Recorded data:
==============================
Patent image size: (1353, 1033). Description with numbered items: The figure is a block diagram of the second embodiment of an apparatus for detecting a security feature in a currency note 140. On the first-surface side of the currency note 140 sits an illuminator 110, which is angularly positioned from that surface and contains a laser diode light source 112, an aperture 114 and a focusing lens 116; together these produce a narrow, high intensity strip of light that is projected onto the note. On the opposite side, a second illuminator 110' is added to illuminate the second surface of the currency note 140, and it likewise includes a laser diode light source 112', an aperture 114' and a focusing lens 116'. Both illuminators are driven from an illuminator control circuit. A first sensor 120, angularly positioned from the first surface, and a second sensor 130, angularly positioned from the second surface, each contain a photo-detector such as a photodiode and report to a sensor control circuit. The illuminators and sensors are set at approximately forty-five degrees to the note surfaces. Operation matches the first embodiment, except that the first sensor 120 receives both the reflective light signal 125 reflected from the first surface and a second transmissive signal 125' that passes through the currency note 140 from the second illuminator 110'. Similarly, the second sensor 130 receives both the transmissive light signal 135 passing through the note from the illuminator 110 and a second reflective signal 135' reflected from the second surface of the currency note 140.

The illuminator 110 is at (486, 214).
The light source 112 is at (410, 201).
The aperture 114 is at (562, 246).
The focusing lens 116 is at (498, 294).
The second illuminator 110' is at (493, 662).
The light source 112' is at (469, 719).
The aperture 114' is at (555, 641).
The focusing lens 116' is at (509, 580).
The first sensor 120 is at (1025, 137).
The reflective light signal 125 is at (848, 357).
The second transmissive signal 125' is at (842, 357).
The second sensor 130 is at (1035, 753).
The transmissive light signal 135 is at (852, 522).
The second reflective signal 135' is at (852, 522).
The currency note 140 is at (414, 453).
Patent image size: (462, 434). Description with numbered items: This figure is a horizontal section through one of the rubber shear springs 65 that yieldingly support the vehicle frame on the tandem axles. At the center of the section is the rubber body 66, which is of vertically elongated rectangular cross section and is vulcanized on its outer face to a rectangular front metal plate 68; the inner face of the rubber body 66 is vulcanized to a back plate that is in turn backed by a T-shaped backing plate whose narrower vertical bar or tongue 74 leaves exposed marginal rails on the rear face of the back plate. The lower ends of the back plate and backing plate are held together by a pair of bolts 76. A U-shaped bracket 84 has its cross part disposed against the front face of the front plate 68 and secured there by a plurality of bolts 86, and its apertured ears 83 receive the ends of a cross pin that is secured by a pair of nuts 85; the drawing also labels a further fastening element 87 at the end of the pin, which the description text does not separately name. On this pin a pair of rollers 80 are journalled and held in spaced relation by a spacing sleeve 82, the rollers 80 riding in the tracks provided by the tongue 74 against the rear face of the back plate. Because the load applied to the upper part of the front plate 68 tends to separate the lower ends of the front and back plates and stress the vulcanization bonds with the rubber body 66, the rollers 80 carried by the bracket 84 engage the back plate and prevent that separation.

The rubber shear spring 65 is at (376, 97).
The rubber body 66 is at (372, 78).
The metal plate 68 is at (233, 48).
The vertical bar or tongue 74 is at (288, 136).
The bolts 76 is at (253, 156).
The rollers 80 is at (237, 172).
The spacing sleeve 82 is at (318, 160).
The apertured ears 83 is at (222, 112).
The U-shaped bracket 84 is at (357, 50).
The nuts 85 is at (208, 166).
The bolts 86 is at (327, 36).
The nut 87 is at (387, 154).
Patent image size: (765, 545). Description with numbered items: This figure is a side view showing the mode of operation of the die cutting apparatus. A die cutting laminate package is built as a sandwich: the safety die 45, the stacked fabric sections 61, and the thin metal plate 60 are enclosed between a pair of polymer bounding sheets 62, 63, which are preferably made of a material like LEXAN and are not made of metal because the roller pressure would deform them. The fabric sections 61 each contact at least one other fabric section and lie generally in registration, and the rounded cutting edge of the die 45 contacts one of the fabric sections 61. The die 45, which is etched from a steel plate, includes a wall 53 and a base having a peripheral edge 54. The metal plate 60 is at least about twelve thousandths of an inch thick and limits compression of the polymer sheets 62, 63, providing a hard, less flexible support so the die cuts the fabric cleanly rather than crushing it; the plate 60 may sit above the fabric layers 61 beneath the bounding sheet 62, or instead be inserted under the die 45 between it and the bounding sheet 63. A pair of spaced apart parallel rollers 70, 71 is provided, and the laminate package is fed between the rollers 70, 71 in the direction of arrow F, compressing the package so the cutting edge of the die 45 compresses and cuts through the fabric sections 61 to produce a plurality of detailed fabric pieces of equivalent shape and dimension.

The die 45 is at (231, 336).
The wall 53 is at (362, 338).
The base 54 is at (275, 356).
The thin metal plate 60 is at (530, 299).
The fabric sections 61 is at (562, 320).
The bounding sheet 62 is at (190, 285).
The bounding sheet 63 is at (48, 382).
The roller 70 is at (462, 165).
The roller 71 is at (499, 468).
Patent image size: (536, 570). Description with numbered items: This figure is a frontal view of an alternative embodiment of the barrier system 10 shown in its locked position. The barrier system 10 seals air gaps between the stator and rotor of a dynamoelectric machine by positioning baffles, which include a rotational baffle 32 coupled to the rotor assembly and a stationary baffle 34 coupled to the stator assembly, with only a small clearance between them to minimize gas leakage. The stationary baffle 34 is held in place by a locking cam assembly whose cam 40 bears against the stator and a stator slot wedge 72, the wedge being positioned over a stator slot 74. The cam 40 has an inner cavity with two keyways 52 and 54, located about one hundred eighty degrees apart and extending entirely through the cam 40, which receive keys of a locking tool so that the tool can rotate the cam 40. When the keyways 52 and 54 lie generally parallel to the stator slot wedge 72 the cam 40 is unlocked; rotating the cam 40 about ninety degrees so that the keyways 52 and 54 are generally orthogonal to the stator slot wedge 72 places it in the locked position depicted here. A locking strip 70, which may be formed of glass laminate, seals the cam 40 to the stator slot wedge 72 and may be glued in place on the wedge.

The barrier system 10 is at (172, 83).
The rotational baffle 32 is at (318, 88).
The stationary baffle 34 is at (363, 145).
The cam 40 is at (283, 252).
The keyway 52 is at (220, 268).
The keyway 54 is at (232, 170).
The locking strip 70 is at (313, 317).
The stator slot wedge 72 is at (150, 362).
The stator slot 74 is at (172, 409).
==============================
— PROBLEM —
Convert every line of the records above into a JSON list of strings, with one string per line and no blank lines.

— RESULT —
[
  "Patent image size: (1353, 1033). Description with numbered items: The figure is a block diagram of the second embodiment of an apparatus for detecting a security feature in a currency note 140. On the first-surface side of the currency note 140 sits an illuminator 110, which is angularly positioned from that surface and contains a laser diode light source 112, an aperture 114 and a focusing lens 116; together these produce a narrow, high intensity strip of light that is projected onto the note. On the opposite side, a second illuminator 110' is added to illuminate the second surface of the currency note 140, and it likewise includes a laser diode light source 112', an aperture 114' and a focusing lens 116'. Both illuminators are driven from an illuminator control circuit. A first sensor 120, angularly positioned from the first surface, and a second sensor 130, angularly positioned from the second surface, each contain a photo-detector such as a photodiode and report to a sensor control circuit. The illuminators and sensors are set at approximately forty-five degrees to the note surfaces. Operation matches the first embodiment, except that the first sensor 120 receives both the reflective light signal 125 reflected from the first surface and a second transmissive signal 125' that passes through the currency note 140 from the second illuminator 110'. Similarly, the second sensor 130 receives both the transmissive light signal 135 passing through the note from the illuminator 110 and a second reflective signal 135' reflected from the second surface of the currency note 140.",
  "The illuminator 110 is at (486, 214).",
  "The light source 112 is at (410, 201).",
  "The aperture 114 is at (562, 246).",
  "The focusing lens 116 is at (498, 294).",
  "The second illuminator 110' is at (493, 662).",
  "The light source 112' is at (469, 719).",
  "The aperture 114' is at (555, 641).",
  "The focusing lens 116' is at (509, 580).",
  "The first sensor 120 is at (1025, 137).",
  "The reflective light signal 125 is at (848, 357).",
  "The second transmissive signal 125' is at (842, 357).",
  "The second sensor 130 is at (1035, 753).",
  "The transmissive light signal 135 is at (852, 522).",
  "The second reflective signal 135' is at (852, 522).",
  "The currency note 140 is at (414, 453).",
  "Patent image size: (462, 434). Description with numbered items: This figure is a horizontal section through one of the rubber shear springs 65 that yieldingly support the vehicle frame on the tandem axles. At the center of the section is the rubber body 66, which is of vertically elongated rectangular cross section and is vulcanized on its outer face to a rectangular front metal plate 68; the inner face of the rubber body 66 is vulcanized to a back plate that is in turn backed by a T-shaped backing plate whose narrower vertical bar or tongue 74 leaves exposed marginal rails on the rear face of the back plate. The lower ends of the back plate and backing plate are held together by a pair of bolts 76. A U-shaped bracket 84 has its cross part disposed against the front face of the front plate 68 and secured there by a plurality of bolts 86, and its apertured ears 83 receive the ends of a cross pin that is secured by a pair of nuts 85; the drawing also labels a further fastening element 87 at the end of the pin, which the description text does not separately name. On this pin a pair of rollers 80 are journalled and held in spaced relation by a spacing sleeve 82, the rollers 80 riding in the tracks provided by the tongue 74 against the rear face of the back plate. Because the load applied to the upper part of the front plate 68 tends to separate the lower ends of the front and back plates and stress the vulcanization bonds with the rubber body 66, the rollers 80 carried by the bracket 84 engage the back plate and prevent that separation.",
  "The rubber shear spring 65 is at (376, 97).",
  "The rubber body 66 is at (372, 78).",
  "The metal plate 68 is at (233, 48).",
  "The vertical bar or tongue 74 is at (288, 136).",
  "The bolts 76 is at (253, 156).",
  "The rollers 80 is at (237, 172).",
  "The spacing sleeve 82 is at (318, 160).",
  "The apertured ears 83 is at (222, 112).",
  "The U-shaped bracket 84 is at (357, 50).",
  "The nuts 85 is at (208, 166).",
  "The bolts 86 is at (327, 36).",
  "The nut 87 is at (387, 154).",
  "Patent image size: (765, 545). Description with numbered items: This figure is a side view showing the mode of operation of the die cutting apparatus. A die cutting laminate package is built as a sandwich: the safety die 45, the stacked fabric sections 61, and the thin metal plate 60 are enclosed between a pair of polymer bounding sheets 62, 63, which are preferably made of a material like LEXAN and are not made of metal because the roller pressure would deform them. The fabric sections 61 each contact at least one other fabric section and lie generally in registration, and the rounded cutting edge of the die 45 contacts one of the fabric sections 61. The die 45, which is etched from a steel plate, includes a wall 53 and a base having a peripheral edge 54. The metal plate 60 is at least about twelve thousandths of an inch thick and limits compression of the polymer sheets 62, 63, providing a hard, less flexible support so the die cuts the fabric cleanly rather than crushing it; the plate 60 may sit above the fabric layers 61 beneath the bounding sheet 62, or instead be inserted under the die 45 between it and the bounding sheet 63. A pair of spaced apart parallel rollers 70, 71 is provided, and the laminate package is fed between the rollers 70, 71 in the direction of arrow F, compressing the package so the cutting edge of the die 45 compresses and cuts through the fabric sections 61 to produce a plurality of detailed fabric pieces of equivalent shape and dimension.",
  "The die 45 is at (231, 336).",
  "The wall 53 is at (362, 338).",
  "The base 54 is at (275, 356).",
  "The thin metal plate 60 is at (530, 299).",
  "The fabric sections 61 is at (562, 320).",
  "The bounding sheet 62 is at (190, 285).",
  "The bounding sheet 63 is at (48, 382).",
  "The roller 70 is at (462, 165).",
  "The roller 71 is at (499, 468).",
  "Patent image size: (536, 570). Description with numbered items: This figure is a frontal view of an alternative embodiment of the barrier system 10 shown in its locked position. The barrier system 10 seals air gaps between the stator and rotor of a dynamoelectric machine by positioning baffles, which include a rotational baffle 32 coupled to the rotor assembly and a stationary baffle 34 coupled to the stator assembly, with only a small clearance between them to minimize gas leakage. The stationary baffle 34 is held in place by a locking cam assembly whose cam 40 bears against the stator and a stator slot wedge 72, the wedge being positioned over a stator slot 74. The cam 40 has an inner cavity with two keyways 52 and 54, located about one hundred eighty degrees apart and extending entirely through the cam 40, which receive keys of a locking tool so that the tool can rotate the cam 40. When the keyways 52 and 54 lie generally parallel to the stator slot wedge 72 the cam 40 is unlocked; rotating the cam 40 about ninety degrees so that the keyways 52 and 54 are generally orthogonal to the stator slot wedge 72 places it in the locked position depicted here. A locking strip 70, which may be formed of glass laminate, seals the cam 40 to the stator slot wedge 72 and may be glued in place on the wedge.",
  "The barrier system 10 is at (172, 83).",
  "The rotational baffle 32 is at (318, 88).",
  "The stationary baffle 34 is at (363, 145).",
  "The cam 40 is at (283, 252).",
  "The keyway 52 is at (220, 268).",
  "The keyway 54 is at (232, 170).",
  "The locking strip 70 is at (313, 317).",
  "The stator slot wedge 72 is at (150, 362).",
  "The stator slot 74 is at (172, 409)."
]